**Records provided:**
— Begin —
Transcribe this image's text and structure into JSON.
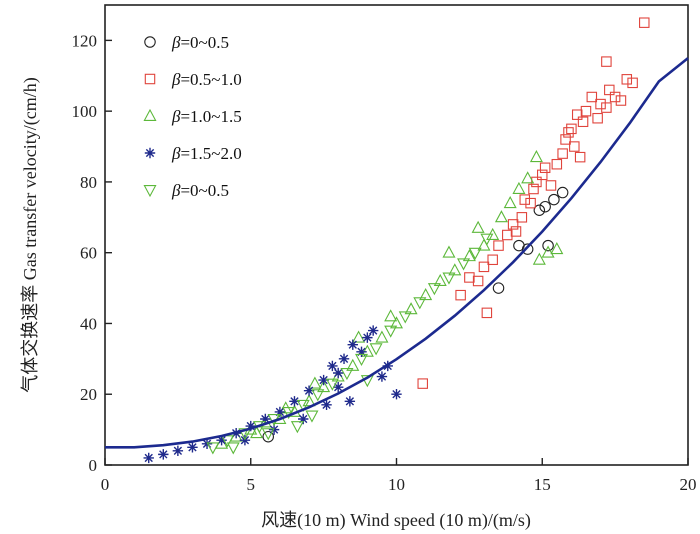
{
  "chart_data": {
    "type": "scatter",
    "title": "",
    "xlabel": "风速(10 m) Wind speed (10 m)/(m/s)",
    "ylabel": "气体交换速率 Gas transfer velocity/(cm/h)",
    "xlim": [
      0,
      20
    ],
    "ylim": [
      0,
      130
    ],
    "xticks": [
      0,
      5,
      10,
      15,
      20
    ],
    "yticks": [
      0,
      20,
      40,
      60,
      80,
      100,
      120
    ],
    "grid": false,
    "legend_position": "top-left",
    "colors": {
      "black": "#222222",
      "red": "#e0443c",
      "green": "#5cb83a",
      "blue": "#1f2a8c",
      "curve": "#1c2a8f"
    },
    "series": [
      {
        "name": "β=0~0.5",
        "beta_prefix": "β",
        "range_label": "=0~0.5",
        "marker": "circle",
        "color": "#222222",
        "points": [
          [
            5.6,
            8
          ],
          [
            13.5,
            50
          ],
          [
            14.2,
            62
          ],
          [
            14.5,
            61
          ],
          [
            14.9,
            72
          ],
          [
            15.1,
            73
          ],
          [
            15.2,
            62
          ],
          [
            15.4,
            75
          ],
          [
            15.7,
            77
          ]
        ]
      },
      {
        "name": "β=0.5~1.0",
        "beta_prefix": "β",
        "range_label": "=0.5~1.0",
        "marker": "square",
        "color": "#e0443c",
        "points": [
          [
            10.9,
            23
          ],
          [
            12.2,
            48
          ],
          [
            12.5,
            53
          ],
          [
            12.8,
            52
          ],
          [
            13.0,
            56
          ],
          [
            13.1,
            43
          ],
          [
            13.3,
            58
          ],
          [
            13.5,
            62
          ],
          [
            13.8,
            65
          ],
          [
            14.0,
            68
          ],
          [
            14.1,
            66
          ],
          [
            14.3,
            70
          ],
          [
            14.4,
            75
          ],
          [
            14.6,
            74
          ],
          [
            14.7,
            78
          ],
          [
            14.8,
            80
          ],
          [
            15.0,
            82
          ],
          [
            15.1,
            84
          ],
          [
            15.3,
            79
          ],
          [
            15.5,
            85
          ],
          [
            15.7,
            88
          ],
          [
            15.8,
            92
          ],
          [
            16.0,
            95
          ],
          [
            16.1,
            90
          ],
          [
            16.2,
            99
          ],
          [
            16.4,
            97
          ],
          [
            16.5,
            100
          ],
          [
            16.7,
            104
          ],
          [
            16.9,
            98
          ],
          [
            17.0,
            102
          ],
          [
            17.2,
            101
          ],
          [
            17.3,
            106
          ],
          [
            17.5,
            104
          ],
          [
            17.7,
            103
          ],
          [
            17.9,
            109
          ],
          [
            18.1,
            108
          ],
          [
            18.5,
            125
          ],
          [
            17.2,
            114
          ],
          [
            16.3,
            87
          ],
          [
            15.9,
            94
          ]
        ]
      },
      {
        "name": "β=1.0~1.5",
        "beta_prefix": "β",
        "range_label": "=1.0~1.5",
        "marker": "triangle-up",
        "color": "#5cb83a",
        "points": [
          [
            4.0,
            6
          ],
          [
            4.5,
            8
          ],
          [
            5.0,
            10
          ],
          [
            5.5,
            12
          ],
          [
            6.0,
            13
          ],
          [
            6.5,
            15
          ],
          [
            7.0,
            18
          ],
          [
            7.5,
            22
          ],
          [
            8.0,
            25
          ],
          [
            8.5,
            28
          ],
          [
            9.0,
            32
          ],
          [
            9.5,
            36
          ],
          [
            10.0,
            40
          ],
          [
            10.5,
            44
          ],
          [
            11.0,
            48
          ],
          [
            11.5,
            52
          ],
          [
            12.0,
            55
          ],
          [
            12.5,
            59
          ],
          [
            13.0,
            62
          ],
          [
            13.3,
            65
          ],
          [
            13.6,
            70
          ],
          [
            13.9,
            74
          ],
          [
            14.2,
            78
          ],
          [
            14.5,
            81
          ],
          [
            14.8,
            87
          ],
          [
            15.2,
            60
          ],
          [
            15.5,
            61
          ],
          [
            14.9,
            58
          ],
          [
            12.8,
            67
          ],
          [
            11.8,
            60
          ],
          [
            9.8,
            42
          ],
          [
            8.7,
            36
          ],
          [
            7.2,
            23
          ],
          [
            6.2,
            16
          ],
          [
            5.2,
            9
          ]
        ]
      },
      {
        "name": "β=1.5~2.0",
        "beta_prefix": "β",
        "range_label": "=1.5~2.0",
        "marker": "star",
        "color": "#1f2a8c",
        "points": [
          [
            1.5,
            2
          ],
          [
            2.0,
            3
          ],
          [
            2.5,
            4
          ],
          [
            3.0,
            5
          ],
          [
            3.5,
            6
          ],
          [
            4.0,
            7
          ],
          [
            4.5,
            9
          ],
          [
            5.0,
            11
          ],
          [
            5.5,
            13
          ],
          [
            6.0,
            15
          ],
          [
            6.5,
            18
          ],
          [
            7.0,
            21
          ],
          [
            7.5,
            24
          ],
          [
            7.8,
            28
          ],
          [
            8.0,
            26
          ],
          [
            8.2,
            30
          ],
          [
            8.5,
            34
          ],
          [
            8.8,
            32
          ],
          [
            9.0,
            36
          ],
          [
            9.2,
            38
          ],
          [
            9.5,
            25
          ],
          [
            8.4,
            18
          ],
          [
            8.0,
            22
          ],
          [
            7.6,
            17
          ],
          [
            10.0,
            20
          ],
          [
            9.7,
            28
          ],
          [
            6.8,
            13
          ],
          [
            5.8,
            10
          ],
          [
            4.8,
            7
          ]
        ]
      },
      {
        "name": "β=0~0.5",
        "beta_prefix": "β",
        "range_label": "=0~0.5",
        "marker": "triangle-down",
        "color": "#5cb83a",
        "points": [
          [
            3.7,
            5
          ],
          [
            4.2,
            7
          ],
          [
            4.8,
            9
          ],
          [
            5.3,
            11
          ],
          [
            5.8,
            13
          ],
          [
            6.3,
            15
          ],
          [
            6.8,
            17
          ],
          [
            7.3,
            20
          ],
          [
            7.8,
            23
          ],
          [
            8.3,
            26
          ],
          [
            8.8,
            30
          ],
          [
            9.3,
            33
          ],
          [
            9.8,
            38
          ],
          [
            10.3,
            42
          ],
          [
            10.8,
            46
          ],
          [
            11.3,
            50
          ],
          [
            11.8,
            53
          ],
          [
            12.3,
            57
          ],
          [
            12.7,
            60
          ],
          [
            13.1,
            64
          ],
          [
            6.6,
            11
          ],
          [
            7.1,
            14
          ],
          [
            5.6,
            9
          ],
          [
            4.4,
            5
          ],
          [
            9.0,
            24
          ]
        ]
      }
    ],
    "fit_curve": {
      "type": "line",
      "x": [
        0,
        1,
        2,
        3,
        4,
        5,
        6,
        7,
        8,
        9,
        10,
        11,
        12,
        13,
        14,
        15,
        16,
        17,
        18,
        19,
        20
      ],
      "y": [
        5,
        5,
        5.6,
        6.6,
        8.2,
        10.3,
        13,
        16.3,
        20.2,
        24.7,
        29.9,
        35.7,
        42.2,
        49.4,
        57.3,
        66.0,
        75.4,
        85.6,
        96.6,
        108.4,
        115
      ]
    }
  }
}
— End —
**Exercise aim:**
Each record should be quoted exactly, with the images omitted.

**Solution:**
Transcribe this image's text and structure into JSON.
{
  "chart_data": {
    "type": "scatter",
    "title": "",
    "xlabel": "风速(10 m) Wind speed (10 m)/(m/s)",
    "ylabel": "气体交换速率 Gas transfer velocity/(cm/h)",
    "xlim": [
      0,
      20
    ],
    "ylim": [
      0,
      130
    ],
    "xticks": [
      0,
      5,
      10,
      15,
      20
    ],
    "yticks": [
      0,
      20,
      40,
      60,
      80,
      100,
      120
    ],
    "grid": false,
    "legend_position": "top-left",
    "colors": {
      "black": "#222222",
      "red": "#e0443c",
      "green": "#5cb83a",
      "blue": "#1f2a8c",
      "curve": "#1c2a8f"
    },
    "series": [
      {
        "name": "β=0~0.5",
        "beta_prefix": "β",
        "range_label": "=0~0.5",
        "marker": "circle",
        "color": "#222222",
        "points": [
          [
            5.6,
            8
          ],
          [
            13.5,
            50
          ],
          [
            14.2,
            62
          ],
          [
            14.5,
            61
          ],
          [
            14.9,
            72
          ],
          [
            15.1,
            73
          ],
          [
            15.2,
            62
          ],
          [
            15.4,
            75
          ],
          [
            15.7,
            77
          ]
        ]
      },
      {
        "name": "β=0.5~1.0",
        "beta_prefix": "β",
        "range_label": "=0.5~1.0",
        "marker": "square",
        "color": "#e0443c",
        "points": [
          [
            10.9,
            23
          ],
          [
            12.2,
            48
          ],
          [
            12.5,
            53
          ],
          [
            12.8,
            52
          ],
          [
            13.0,
            56
          ],
          [
            13.1,
            43
          ],
          [
            13.3,
            58
          ],
          [
            13.5,
            62
          ],
          [
            13.8,
            65
          ],
          [
            14.0,
            68
          ],
          [
            14.1,
            66
          ],
          [
            14.3,
            70
          ],
          [
            14.4,
            75
          ],
          [
            14.6,
            74
          ],
          [
            14.7,
            78
          ],
          [
            14.8,
            80
          ],
          [
            15.0,
            82
          ],
          [
            15.1,
            84
          ],
          [
            15.3,
            79
          ],
          [
            15.5,
            85
          ],
          [
            15.7,
            88
          ],
          [
            15.8,
            92
          ],
          [
            16.0,
            95
          ],
          [
            16.1,
            90
          ],
          [
            16.2,
            99
          ],
          [
            16.4,
            97
          ],
          [
            16.5,
            100
          ],
          [
            16.7,
            104
          ],
          [
            16.9,
            98
          ],
          [
            17.0,
            102
          ],
          [
            17.2,
            101
          ],
          [
            17.3,
            106
          ],
          [
            17.5,
            104
          ],
          [
            17.7,
            103
          ],
          [
            17.9,
            109
          ],
          [
            18.1,
            108
          ],
          [
            18.5,
            125
          ],
          [
            17.2,
            114
          ],
          [
            16.3,
            87
          ],
          [
            15.9,
            94
          ]
        ]
      },
      {
        "name": "β=1.0~1.5",
        "beta_prefix": "β",
        "range_label": "=1.0~1.5",
        "marker": "triangle-up",
        "color": "#5cb83a",
        "points": [
          [
            4.0,
            6
          ],
          [
            4.5,
            8
          ],
          [
            5.0,
            10
          ],
          [
            5.5,
            12
          ],
          [
            6.0,
            13
          ],
          [
            6.5,
            15
          ],
          [
            7.0,
            18
          ],
          [
            7.5,
            22
          ],
          [
            8.0,
            25
          ],
          [
            8.5,
            28
          ],
          [
            9.0,
            32
          ],
          [
            9.5,
            36
          ],
          [
            10.0,
            40
          ],
          [
            10.5,
            44
          ],
          [
            11.0,
            48
          ],
          [
            11.5,
            52
          ],
          [
            12.0,
            55
          ],
          [
            12.5,
            59
          ],
          [
            13.0,
            62
          ],
          [
            13.3,
            65
          ],
          [
            13.6,
            70
          ],
          [
            13.9,
            74
          ],
          [
            14.2,
            78
          ],
          [
            14.5,
            81
          ],
          [
            14.8,
            87
          ],
          [
            15.2,
            60
          ],
          [
            15.5,
            61
          ],
          [
            14.9,
            58
          ],
          [
            12.8,
            67
          ],
          [
            11.8,
            60
          ],
          [
            9.8,
            42
          ],
          [
            8.7,
            36
          ],
          [
            7.2,
            23
          ],
          [
            6.2,
            16
          ],
          [
            5.2,
            9
          ]
        ]
      },
      {
        "name": "β=1.5~2.0",
        "beta_prefix": "β",
        "range_label": "=1.5~2.0",
        "marker": "star",
        "color": "#1f2a8c",
        "points": [
          [
            1.5,
            2
          ],
          [
            2.0,
            3
          ],
          [
            2.5,
            4
          ],
          [
            3.0,
            5
          ],
          [
            3.5,
            6
          ],
          [
            4.0,
            7
          ],
          [
            4.5,
            9
          ],
          [
            5.0,
            11
          ],
          [
            5.5,
            13
          ],
          [
            6.0,
            15
          ],
          [
            6.5,
            18
          ],
          [
            7.0,
            21
          ],
          [
            7.5,
            24
          ],
          [
            7.8,
            28
          ],
          [
            8.0,
            26
          ],
          [
            8.2,
            30
          ],
          [
            8.5,
            34
          ],
          [
            8.8,
            32
          ],
          [
            9.0,
            36
          ],
          [
            9.2,
            38
          ],
          [
            9.5,
            25
          ],
          [
            8.4,
            18
          ],
          [
            8.0,
            22
          ],
          [
            7.6,
            17
          ],
          [
            10.0,
            20
          ],
          [
            9.7,
            28
          ],
          [
            6.8,
            13
          ],
          [
            5.8,
            10
          ],
          [
            4.8,
            7
          ]
        ]
      },
      {
        "name": "β=0~0.5",
        "beta_prefix": "β",
        "range_label": "=0~0.5",
        "marker": "triangle-down",
        "color": "#5cb83a",
        "points": [
          [
            3.7,
            5
          ],
          [
            4.2,
            7
          ],
          [
            4.8,
            9
          ],
          [
            5.3,
            11
          ],
          [
            5.8,
            13
          ],
          [
            6.3,
            15
          ],
          [
            6.8,
            17
          ],
          [
            7.3,
            20
          ],
          [
            7.8,
            23
          ],
          [
            8.3,
            26
          ],
          [
            8.8,
            30
          ],
          [
            9.3,
            33
          ],
          [
            9.8,
            38
          ],
          [
            10.3,
            42
          ],
          [
            10.8,
            46
          ],
          [
            11.3,
            50
          ],
          [
            11.8,
            53
          ],
          [
            12.3,
            57
          ],
          [
            12.7,
            60
          ],
          [
            13.1,
            64
          ],
          [
            6.6,
            11
          ],
          [
            7.1,
            14
          ],
          [
            5.6,
            9
          ],
          [
            4.4,
            5
          ],
          [
            9.0,
            24
          ]
        ]
      }
    ],
    "fit_curve": {
      "type": "line",
      "x": [
        0,
        1,
        2,
        3,
        4,
        5,
        6,
        7,
        8,
        9,
        10,
        11,
        12,
        13,
        14,
        15,
        16,
        17,
        18,
        19,
        20
      ],
      "y": [
        5,
        5,
        5.6,
        6.6,
        8.2,
        10.3,
        13,
        16.3,
        20.2,
        24.7,
        29.9,
        35.7,
        42.2,
        49.4,
        57.3,
        66.0,
        75.4,
        85.6,
        96.6,
        108.4,
        115
      ]
    }
  }
}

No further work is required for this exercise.